** Start Input **

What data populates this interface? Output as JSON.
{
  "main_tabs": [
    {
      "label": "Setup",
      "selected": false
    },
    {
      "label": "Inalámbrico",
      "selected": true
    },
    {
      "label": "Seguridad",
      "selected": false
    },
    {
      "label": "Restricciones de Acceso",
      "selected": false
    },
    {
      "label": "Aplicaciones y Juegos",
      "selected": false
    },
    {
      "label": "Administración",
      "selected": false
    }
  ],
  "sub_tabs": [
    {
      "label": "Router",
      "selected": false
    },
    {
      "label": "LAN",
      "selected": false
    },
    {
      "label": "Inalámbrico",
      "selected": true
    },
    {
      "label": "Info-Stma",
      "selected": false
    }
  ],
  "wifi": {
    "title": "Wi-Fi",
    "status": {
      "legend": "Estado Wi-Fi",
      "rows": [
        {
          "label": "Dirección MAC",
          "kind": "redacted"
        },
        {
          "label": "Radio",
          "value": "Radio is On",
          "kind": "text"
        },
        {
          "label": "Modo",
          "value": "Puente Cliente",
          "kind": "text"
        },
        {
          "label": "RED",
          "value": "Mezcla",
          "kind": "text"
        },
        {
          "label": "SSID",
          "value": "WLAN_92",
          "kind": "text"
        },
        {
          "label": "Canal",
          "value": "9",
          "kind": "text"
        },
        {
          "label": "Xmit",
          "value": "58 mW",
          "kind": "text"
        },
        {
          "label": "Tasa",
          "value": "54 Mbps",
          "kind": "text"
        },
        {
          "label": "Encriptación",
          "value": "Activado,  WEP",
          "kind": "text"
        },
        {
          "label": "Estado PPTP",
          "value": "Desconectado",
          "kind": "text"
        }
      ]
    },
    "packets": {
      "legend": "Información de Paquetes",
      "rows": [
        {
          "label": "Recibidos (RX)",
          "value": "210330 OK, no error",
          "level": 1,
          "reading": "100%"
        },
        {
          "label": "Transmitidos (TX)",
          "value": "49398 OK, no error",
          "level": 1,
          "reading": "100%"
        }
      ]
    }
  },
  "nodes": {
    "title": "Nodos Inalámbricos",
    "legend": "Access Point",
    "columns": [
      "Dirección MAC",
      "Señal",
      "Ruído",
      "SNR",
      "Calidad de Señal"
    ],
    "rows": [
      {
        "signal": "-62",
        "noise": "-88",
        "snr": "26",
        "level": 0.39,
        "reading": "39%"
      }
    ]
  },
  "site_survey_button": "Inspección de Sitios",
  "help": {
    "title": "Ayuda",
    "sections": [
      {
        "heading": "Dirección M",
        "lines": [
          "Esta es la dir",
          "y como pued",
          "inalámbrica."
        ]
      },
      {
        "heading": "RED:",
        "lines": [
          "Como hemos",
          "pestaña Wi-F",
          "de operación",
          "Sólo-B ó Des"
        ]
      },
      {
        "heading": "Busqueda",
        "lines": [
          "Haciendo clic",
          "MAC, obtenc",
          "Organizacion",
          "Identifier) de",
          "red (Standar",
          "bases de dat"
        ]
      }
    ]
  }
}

** End Input **

### Aim
Every line of the data above should be copied exactly.

### Full output
What data populates this interface? Output as JSON.
{
  "main_tabs": [
    {
      "label": "Setup",
      "selected": false
    },
    {
      "label": "Inalámbrico",
      "selected": true
    },
    {
      "label": "Seguridad",
      "selected": false
    },
    {
      "label": "Restricciones de Acceso",
      "selected": false
    },
    {
      "label": "Aplicaciones y Juegos",
      "selected": false
    },
    {
      "label": "Administración",
      "selected": false
    }
  ],
  "sub_tabs": [
    {
      "label": "Router",
      "selected": false
    },
    {
      "label": "LAN",
      "selected": false
    },
    {
      "label": "Inalámbrico",
      "selected": true
    },
    {
      "label": "Info-Stma",
      "selected": false
    }
  ],
  "wifi": {
    "title": "Wi-Fi",
    "status": {
      "legend": "Estado Wi-Fi",
      "rows": [
        {
          "label": "Dirección MAC",
          "kind": "redacted"
        },
        {
          "label": "Radio",
          "value": "Radio is On",
          "kind": "text"
        },
        {
          "label": "Modo",
          "value": "Puente Cliente",
          "kind": "text"
        },
        {
          "label": "RED",
          "value": "Mezcla",
          "kind": "text"
        },
        {
          "label": "SSID",
          "value": "WLAN_92",
          "kind": "text"
        },
        {
          "label": "Canal",
          "value": "9",
          "kind": "text"
        },
        {
          "label": "Xmit",
          "value": "58 mW",
          "kind": "text"
        },
        {
          "label": "Tasa",
          "value": "54 Mbps",
          "kind": "text"
        },
        {
          "label": "Encriptación",
          "value": "Activado,  WEP",
          "kind": "text"
        },
        {
          "label": "Estado PPTP",
          "value": "Desconectado",
          "kind": "text"
        }
      ]
    },
    "packets": {
      "legend": "Información de Paquetes",
      "rows": [
        {
          "label": "Recibidos (RX)",
          "value": "210330 OK, no error",
          "level": 1,
          "reading": "100%"
        },
        {
          "label": "Transmitidos (TX)",
          "value": "49398 OK, no error",
          "level": 1,
          "reading": "100%"
        }
      ]
    }
  },
  "nodes": {
    "title": "Nodos Inalámbricos",
    "legend": "Access Point",
    "columns": [
      "Dirección MAC",
      "Señal",
      "Ruído",
      "SNR",
      "Calidad de Señal"
    ],
    "rows": [
      {
        "signal": "-62",
        "noise": "-88",
        "snr": "26",
        "level": 0.39,
        "reading": "39%"
      }
    ]
  },
  "site_survey_button": "Inspección de Sitios",
  "help": {
    "title": "Ayuda",
    "sections": [
      {
        "heading": "Dirección M",
        "lines": [
          "Esta es la dir",
          "y como pued",
          "inalámbrica."
        ]
      },
      {
        "heading": "RED:",
        "lines": [
          "Como hemos",
          "pestaña Wi-F",
          "de operación",
          "Sólo-B ó Des"
        ]
      },
      {
        "heading": "Busqueda",
        "lines": [
          "Haciendo clic",
          "MAC, obtenc",
          "Organizacion",
          "Identifier) de",
          "red (Standar",
          "bases de dat"
        ]
      }
    ]
  }
}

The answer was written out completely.